◆ **What is expected**: Each line containing the word "Output" should be found and copied.

◆ **Data**:
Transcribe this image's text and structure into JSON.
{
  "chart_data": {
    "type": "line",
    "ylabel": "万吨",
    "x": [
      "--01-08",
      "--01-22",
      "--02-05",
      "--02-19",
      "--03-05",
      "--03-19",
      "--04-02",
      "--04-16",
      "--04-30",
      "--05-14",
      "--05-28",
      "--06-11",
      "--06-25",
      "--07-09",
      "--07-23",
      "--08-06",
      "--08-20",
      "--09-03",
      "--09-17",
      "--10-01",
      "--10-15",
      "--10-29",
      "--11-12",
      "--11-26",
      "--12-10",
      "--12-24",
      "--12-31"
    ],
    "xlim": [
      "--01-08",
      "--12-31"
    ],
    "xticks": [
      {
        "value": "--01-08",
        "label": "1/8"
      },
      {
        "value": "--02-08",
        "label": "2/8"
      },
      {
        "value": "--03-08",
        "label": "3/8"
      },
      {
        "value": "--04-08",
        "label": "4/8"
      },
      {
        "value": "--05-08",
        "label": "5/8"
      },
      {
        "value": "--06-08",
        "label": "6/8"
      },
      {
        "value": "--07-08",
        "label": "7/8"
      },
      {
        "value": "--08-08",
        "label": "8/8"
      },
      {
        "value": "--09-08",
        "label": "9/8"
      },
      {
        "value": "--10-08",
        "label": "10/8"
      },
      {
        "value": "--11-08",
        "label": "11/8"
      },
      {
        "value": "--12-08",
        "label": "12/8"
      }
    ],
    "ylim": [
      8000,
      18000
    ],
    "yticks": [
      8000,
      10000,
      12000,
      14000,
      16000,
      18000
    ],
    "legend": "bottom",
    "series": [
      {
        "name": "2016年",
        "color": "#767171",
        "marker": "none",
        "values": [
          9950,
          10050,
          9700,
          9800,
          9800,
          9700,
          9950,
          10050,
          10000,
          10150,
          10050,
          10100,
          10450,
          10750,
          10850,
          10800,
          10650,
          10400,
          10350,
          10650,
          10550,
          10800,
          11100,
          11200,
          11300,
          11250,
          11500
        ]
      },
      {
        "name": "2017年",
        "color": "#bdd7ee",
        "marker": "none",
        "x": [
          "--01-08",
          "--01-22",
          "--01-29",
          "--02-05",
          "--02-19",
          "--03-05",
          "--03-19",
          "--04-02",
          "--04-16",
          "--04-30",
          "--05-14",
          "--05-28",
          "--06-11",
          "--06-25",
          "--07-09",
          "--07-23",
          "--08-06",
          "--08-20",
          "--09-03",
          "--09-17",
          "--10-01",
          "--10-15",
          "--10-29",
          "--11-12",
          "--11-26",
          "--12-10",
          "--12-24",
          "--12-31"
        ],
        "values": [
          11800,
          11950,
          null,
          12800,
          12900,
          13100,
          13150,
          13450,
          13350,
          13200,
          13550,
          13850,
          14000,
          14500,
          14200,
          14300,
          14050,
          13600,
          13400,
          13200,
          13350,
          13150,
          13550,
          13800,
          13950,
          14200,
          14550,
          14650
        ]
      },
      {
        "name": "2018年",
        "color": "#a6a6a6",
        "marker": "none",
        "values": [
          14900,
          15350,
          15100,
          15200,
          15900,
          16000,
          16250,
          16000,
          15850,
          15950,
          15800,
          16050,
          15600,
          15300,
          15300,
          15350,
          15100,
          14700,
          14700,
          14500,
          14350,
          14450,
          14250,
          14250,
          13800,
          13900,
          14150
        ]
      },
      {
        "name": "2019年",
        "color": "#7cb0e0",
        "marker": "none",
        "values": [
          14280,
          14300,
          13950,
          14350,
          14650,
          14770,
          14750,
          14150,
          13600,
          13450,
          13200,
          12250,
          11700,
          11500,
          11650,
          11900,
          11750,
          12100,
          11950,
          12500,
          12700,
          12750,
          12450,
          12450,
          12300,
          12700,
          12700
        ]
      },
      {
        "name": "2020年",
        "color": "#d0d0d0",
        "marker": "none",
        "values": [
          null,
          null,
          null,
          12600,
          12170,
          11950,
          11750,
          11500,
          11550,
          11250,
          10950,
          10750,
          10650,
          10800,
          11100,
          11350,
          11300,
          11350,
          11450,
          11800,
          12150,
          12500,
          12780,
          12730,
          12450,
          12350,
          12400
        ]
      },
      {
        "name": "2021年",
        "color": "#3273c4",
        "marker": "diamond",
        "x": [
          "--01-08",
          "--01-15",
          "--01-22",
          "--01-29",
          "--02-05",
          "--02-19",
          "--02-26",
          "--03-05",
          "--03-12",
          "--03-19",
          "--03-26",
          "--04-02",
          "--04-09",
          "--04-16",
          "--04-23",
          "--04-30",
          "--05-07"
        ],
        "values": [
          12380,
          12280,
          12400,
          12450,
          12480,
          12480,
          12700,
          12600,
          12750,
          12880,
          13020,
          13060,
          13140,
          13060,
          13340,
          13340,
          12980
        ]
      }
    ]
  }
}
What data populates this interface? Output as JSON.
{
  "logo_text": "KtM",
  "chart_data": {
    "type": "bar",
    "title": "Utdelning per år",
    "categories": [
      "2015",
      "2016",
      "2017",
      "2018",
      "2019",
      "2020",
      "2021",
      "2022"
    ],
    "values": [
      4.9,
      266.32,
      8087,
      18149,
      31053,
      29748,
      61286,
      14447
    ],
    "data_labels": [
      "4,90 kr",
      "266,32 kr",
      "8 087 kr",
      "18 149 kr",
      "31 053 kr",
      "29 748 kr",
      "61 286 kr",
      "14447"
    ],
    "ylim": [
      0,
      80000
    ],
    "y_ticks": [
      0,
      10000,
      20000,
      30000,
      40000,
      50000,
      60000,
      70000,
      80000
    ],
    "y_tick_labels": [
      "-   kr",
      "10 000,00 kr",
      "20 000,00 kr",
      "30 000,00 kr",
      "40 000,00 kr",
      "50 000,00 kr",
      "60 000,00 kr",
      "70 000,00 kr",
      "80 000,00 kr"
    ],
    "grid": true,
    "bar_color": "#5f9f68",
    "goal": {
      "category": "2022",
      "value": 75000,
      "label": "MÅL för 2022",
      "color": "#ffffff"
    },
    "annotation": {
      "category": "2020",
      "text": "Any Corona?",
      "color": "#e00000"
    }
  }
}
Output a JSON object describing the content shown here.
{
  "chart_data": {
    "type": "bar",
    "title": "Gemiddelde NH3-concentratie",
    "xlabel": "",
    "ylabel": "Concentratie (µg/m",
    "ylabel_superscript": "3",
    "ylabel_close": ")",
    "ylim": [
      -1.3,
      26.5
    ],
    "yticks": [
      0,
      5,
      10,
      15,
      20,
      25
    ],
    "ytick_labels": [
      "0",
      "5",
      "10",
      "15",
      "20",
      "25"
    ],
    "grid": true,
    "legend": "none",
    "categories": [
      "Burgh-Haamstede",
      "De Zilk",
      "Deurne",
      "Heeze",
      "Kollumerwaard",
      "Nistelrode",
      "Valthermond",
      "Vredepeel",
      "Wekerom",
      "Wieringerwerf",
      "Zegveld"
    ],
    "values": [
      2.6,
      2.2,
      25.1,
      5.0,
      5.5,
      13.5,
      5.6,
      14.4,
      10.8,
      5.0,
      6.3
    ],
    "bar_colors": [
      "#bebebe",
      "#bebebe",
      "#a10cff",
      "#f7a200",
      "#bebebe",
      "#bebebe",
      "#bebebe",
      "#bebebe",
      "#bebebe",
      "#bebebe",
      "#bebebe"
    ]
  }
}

◆ **Solution for this task**:
What data populates this interface? Output as JSON.
Output a JSON object describing the content shown here.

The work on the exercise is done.